Saturday, July 30, 2011

Friday, July 29, 2011

The Book That Got Away

When you take an hour of your vacation and visit a used-book store, you run a risk.

You start by making the same choice you would in any book shop. You move toward some sections and ignore others. You pass the travel section to spend more time amid old volumes of poetry; you let the vintage cookbooks rest in peace so you can make an extra careful perusal of the published journals and collections of essays.

There is a better than average chance that most of the books on the shelves in front of you are out of print. You smile to see familiar editions that you have had on your own shelves at home for thirty years. You examine other editions that you had no idea existed, covers that must have been redesigned by the time you were born. You hunt to see whether there might be a copy of a book you had read as a guest in someone’s home years before.

The risk, of course, is that the volume you return to the bookstore shelf in one town is the book you will be thinking of twenty-four hours later at your rental in another. You may even be describing it over drinks with a vacation companion, reminding him of the novelty of an anthology of short stories that were adapted into well-known movies.

### Given instruction 1
Return the lines of the listing from its first line through the line containing "x-tick-label: 20/11/25 xyxy=(285,1310,324,1321)", including both.

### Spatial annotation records
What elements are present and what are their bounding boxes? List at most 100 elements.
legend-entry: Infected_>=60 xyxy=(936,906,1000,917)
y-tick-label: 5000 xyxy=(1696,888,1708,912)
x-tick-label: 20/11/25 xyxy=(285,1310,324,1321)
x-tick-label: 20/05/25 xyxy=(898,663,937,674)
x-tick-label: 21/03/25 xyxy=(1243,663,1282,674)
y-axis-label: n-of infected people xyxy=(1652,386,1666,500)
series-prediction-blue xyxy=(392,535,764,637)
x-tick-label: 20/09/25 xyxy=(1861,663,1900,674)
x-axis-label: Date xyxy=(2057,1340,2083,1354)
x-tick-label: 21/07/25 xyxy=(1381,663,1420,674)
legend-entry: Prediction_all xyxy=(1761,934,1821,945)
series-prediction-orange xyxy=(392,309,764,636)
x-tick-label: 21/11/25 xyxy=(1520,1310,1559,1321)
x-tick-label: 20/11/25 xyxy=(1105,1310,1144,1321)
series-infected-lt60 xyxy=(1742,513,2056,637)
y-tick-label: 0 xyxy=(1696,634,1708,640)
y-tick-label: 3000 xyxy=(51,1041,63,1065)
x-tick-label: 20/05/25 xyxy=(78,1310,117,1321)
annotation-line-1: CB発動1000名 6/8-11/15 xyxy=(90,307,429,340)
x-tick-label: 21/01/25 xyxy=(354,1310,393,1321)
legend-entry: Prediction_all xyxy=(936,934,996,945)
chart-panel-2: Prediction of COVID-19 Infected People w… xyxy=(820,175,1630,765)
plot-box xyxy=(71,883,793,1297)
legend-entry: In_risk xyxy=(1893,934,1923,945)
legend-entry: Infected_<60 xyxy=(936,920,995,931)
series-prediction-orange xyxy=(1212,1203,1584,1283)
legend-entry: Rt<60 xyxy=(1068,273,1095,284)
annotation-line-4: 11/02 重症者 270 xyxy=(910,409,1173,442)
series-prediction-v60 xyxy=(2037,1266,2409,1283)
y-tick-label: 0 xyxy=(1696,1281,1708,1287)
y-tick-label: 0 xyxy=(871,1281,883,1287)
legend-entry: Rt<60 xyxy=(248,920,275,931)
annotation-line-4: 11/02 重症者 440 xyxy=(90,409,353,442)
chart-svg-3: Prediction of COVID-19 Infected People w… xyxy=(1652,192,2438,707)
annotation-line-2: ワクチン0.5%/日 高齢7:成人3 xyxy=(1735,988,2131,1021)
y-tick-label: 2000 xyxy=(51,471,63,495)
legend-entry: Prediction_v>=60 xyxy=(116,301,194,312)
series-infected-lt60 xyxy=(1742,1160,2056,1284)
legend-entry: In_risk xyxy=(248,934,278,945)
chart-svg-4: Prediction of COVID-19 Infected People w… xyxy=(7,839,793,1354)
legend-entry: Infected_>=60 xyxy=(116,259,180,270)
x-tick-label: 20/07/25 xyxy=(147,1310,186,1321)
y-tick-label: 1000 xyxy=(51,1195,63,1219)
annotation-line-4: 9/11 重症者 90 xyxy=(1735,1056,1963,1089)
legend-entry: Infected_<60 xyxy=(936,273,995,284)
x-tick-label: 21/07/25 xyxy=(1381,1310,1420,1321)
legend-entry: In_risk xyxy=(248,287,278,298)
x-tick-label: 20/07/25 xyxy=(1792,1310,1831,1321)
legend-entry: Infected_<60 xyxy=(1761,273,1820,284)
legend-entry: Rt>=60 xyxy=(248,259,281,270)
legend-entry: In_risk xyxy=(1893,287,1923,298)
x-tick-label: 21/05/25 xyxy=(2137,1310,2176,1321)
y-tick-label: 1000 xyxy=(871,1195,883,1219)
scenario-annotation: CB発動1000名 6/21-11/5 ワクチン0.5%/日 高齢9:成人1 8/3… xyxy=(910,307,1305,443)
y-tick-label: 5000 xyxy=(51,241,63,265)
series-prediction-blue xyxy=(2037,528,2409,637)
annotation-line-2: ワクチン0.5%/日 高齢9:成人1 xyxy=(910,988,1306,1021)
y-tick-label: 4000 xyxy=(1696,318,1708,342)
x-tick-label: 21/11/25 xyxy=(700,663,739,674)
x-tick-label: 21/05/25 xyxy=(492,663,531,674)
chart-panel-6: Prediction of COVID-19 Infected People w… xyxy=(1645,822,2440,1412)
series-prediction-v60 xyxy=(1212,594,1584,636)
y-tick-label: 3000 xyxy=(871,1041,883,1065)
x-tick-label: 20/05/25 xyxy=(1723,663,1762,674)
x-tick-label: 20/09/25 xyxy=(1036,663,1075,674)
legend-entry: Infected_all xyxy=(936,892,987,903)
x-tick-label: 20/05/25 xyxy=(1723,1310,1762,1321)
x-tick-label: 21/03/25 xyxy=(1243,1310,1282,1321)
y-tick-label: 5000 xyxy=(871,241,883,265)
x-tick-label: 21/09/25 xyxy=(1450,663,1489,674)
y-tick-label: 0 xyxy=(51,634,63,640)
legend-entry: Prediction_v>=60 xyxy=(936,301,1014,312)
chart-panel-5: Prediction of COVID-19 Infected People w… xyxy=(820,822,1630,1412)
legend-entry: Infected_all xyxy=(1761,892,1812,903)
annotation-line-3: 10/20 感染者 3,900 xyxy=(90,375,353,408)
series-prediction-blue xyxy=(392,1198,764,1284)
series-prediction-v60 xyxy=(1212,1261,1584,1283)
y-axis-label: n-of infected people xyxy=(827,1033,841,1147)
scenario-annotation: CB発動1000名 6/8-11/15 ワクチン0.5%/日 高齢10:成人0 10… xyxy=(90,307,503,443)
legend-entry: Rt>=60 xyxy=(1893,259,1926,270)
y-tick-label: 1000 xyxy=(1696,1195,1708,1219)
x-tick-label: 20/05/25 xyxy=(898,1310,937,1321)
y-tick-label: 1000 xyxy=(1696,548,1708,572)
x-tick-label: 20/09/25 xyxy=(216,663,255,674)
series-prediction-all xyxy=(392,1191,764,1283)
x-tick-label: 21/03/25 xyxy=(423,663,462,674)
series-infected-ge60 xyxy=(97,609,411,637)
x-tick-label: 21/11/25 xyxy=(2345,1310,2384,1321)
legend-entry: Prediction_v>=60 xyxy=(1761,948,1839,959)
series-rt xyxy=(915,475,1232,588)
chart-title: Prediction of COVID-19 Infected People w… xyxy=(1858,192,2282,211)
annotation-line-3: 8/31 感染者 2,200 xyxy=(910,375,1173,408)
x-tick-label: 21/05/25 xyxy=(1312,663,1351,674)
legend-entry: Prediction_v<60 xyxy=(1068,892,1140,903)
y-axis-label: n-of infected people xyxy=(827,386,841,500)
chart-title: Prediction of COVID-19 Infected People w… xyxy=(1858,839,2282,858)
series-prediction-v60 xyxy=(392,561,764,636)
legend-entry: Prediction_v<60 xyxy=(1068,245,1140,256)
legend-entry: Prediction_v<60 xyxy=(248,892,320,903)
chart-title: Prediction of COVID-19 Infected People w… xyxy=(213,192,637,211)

### Given instruction 2
Rewrite the part of the used-book store passage that opens with the words "You start by" and closes with "collections of essays.", replacing "travel section" with "history section".

### Written solution 1
What elements are present and what are their bounding boxes? List at most 100 elements.
legend-entry: Infected_>=60 xyxy=(936,906,1000,917)
y-tick-label: 5000 xyxy=(1696,888,1708,912)
x-tick-label: 20/11/25 xyxy=(285,1310,324,1321)

### Written solution 2
You start by making the same choice you would in any book shop. You move toward some sections and ignore others. You pass the history section to spend more time amid old volumes of poetry; you let the vintage cookbooks rest in peace so you can make an extra careful perusal of the published journals and collections of essays.